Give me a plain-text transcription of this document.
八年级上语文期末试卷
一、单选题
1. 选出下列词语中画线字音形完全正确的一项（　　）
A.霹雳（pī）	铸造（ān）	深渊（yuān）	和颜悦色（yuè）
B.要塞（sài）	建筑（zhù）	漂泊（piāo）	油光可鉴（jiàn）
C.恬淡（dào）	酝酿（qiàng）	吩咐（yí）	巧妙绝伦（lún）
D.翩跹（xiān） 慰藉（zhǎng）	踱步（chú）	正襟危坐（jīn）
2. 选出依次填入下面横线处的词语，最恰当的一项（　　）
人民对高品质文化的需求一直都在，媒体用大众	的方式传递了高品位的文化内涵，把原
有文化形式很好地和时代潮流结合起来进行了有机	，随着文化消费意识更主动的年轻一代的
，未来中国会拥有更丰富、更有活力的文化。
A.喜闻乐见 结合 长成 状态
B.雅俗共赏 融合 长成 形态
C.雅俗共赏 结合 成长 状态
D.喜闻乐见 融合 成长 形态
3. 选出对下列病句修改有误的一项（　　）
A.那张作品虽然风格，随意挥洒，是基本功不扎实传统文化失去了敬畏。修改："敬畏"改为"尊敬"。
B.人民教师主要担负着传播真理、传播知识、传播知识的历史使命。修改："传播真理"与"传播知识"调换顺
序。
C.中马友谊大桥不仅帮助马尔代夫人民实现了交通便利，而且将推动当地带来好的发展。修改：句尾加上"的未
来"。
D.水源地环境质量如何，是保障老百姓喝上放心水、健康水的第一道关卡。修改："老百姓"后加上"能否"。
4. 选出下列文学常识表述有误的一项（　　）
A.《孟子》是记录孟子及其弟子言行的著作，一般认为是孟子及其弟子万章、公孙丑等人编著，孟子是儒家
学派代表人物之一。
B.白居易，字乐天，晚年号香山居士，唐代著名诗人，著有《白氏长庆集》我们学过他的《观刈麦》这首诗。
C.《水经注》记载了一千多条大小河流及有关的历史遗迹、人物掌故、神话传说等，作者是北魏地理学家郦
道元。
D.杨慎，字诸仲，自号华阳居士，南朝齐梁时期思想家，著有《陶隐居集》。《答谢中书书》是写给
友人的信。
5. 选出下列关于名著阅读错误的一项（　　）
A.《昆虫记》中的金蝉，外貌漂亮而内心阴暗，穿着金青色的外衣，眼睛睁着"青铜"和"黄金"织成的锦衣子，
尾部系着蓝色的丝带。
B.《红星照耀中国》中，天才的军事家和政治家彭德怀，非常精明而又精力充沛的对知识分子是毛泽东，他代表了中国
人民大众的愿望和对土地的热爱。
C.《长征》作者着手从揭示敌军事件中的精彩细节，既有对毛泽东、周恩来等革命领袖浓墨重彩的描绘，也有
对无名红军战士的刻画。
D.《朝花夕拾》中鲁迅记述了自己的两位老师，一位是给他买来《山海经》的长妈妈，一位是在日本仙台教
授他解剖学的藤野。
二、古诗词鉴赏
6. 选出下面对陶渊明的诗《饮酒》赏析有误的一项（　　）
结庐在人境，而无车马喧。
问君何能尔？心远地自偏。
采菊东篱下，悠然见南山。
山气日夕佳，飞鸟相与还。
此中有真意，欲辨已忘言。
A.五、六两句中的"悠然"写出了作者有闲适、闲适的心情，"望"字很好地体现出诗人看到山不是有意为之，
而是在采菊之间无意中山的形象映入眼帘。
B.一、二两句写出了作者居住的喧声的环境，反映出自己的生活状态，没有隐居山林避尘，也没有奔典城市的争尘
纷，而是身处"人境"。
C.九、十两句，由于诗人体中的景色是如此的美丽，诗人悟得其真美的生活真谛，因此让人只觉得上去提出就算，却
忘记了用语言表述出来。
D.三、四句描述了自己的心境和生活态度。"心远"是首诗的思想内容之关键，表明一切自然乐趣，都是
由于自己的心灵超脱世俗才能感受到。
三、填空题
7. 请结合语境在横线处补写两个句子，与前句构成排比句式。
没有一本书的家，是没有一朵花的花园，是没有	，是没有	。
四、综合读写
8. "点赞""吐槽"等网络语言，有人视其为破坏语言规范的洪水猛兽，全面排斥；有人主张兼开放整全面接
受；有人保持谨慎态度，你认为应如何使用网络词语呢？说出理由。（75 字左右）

********************

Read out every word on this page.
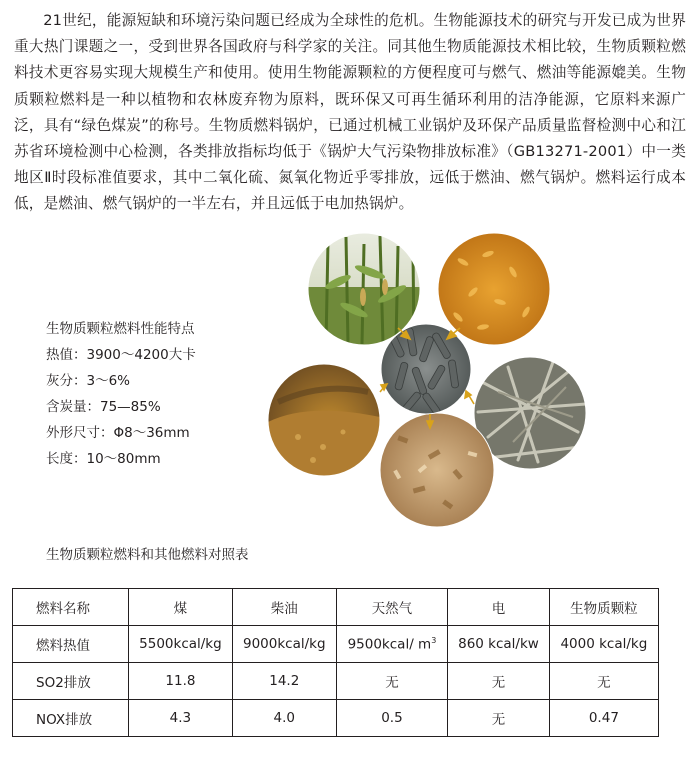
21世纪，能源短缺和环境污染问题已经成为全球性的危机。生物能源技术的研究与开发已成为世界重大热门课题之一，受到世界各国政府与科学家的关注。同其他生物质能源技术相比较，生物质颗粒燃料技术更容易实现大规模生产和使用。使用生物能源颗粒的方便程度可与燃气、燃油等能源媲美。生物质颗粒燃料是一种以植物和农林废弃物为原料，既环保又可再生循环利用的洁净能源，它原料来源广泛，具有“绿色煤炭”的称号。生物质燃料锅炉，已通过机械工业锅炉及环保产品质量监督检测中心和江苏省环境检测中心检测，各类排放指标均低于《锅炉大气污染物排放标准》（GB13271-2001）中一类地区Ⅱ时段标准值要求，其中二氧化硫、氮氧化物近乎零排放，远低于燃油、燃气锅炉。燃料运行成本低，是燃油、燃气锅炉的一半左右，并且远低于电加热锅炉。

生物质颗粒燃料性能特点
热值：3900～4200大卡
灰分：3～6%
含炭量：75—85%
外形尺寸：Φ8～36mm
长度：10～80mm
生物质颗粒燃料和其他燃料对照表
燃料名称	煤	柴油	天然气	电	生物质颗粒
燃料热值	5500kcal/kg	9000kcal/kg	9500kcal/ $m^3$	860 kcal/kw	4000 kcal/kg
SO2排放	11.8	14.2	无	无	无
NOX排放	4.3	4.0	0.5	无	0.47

********************

## TASK DIRECTIONS
Pull every line containing "this" from the material above.

## EXERCISE RESPONSE
Give me a plain-text transcription of this document.
Read out every word on this page.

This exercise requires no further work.